What is expected
Locate and copy all lines bearing the word "JSON".

Data for processing
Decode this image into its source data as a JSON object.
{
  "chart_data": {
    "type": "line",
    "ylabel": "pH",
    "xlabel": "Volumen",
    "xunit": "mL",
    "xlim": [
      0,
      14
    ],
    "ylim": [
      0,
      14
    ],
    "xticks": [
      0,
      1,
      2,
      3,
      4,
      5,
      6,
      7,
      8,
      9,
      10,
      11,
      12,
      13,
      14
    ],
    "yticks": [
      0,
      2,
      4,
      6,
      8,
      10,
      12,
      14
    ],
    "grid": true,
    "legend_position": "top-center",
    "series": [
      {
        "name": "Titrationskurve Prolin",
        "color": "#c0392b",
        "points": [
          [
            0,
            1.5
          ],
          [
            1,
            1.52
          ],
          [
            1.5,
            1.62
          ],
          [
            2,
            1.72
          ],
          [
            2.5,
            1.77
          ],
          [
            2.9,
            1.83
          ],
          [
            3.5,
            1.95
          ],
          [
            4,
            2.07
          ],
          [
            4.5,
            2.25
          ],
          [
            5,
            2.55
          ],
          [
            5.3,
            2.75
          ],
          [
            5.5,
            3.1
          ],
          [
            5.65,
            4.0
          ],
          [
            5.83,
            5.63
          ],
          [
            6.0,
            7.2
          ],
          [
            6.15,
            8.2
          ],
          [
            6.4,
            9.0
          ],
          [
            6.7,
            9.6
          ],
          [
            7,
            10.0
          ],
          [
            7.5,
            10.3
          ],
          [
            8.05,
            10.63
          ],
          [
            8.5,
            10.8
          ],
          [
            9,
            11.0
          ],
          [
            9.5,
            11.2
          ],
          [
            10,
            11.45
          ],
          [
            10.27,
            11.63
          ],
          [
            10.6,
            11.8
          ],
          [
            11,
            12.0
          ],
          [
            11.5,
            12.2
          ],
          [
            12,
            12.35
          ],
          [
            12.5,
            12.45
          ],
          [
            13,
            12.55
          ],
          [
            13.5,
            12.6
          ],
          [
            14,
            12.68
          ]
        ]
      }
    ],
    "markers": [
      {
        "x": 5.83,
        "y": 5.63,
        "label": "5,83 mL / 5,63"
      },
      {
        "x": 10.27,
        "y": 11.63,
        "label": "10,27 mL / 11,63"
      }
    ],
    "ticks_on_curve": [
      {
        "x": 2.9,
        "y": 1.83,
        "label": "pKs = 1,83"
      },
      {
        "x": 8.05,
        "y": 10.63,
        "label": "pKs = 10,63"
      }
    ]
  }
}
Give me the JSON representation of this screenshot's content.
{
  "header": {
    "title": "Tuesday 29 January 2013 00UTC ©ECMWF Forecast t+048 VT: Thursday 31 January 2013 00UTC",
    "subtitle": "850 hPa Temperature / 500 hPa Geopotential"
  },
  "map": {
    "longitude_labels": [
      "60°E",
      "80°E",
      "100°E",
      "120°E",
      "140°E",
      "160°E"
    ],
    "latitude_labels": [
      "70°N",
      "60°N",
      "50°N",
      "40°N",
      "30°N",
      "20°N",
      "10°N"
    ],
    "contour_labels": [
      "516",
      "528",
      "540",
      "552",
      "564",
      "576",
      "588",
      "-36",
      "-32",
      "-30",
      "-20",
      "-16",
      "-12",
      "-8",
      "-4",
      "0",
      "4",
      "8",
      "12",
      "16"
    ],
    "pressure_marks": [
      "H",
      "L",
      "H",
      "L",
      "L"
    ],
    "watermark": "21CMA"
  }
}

The result
Decode this image into its source data as a JSON object.
Give me the JSON representation of this screenshot's content.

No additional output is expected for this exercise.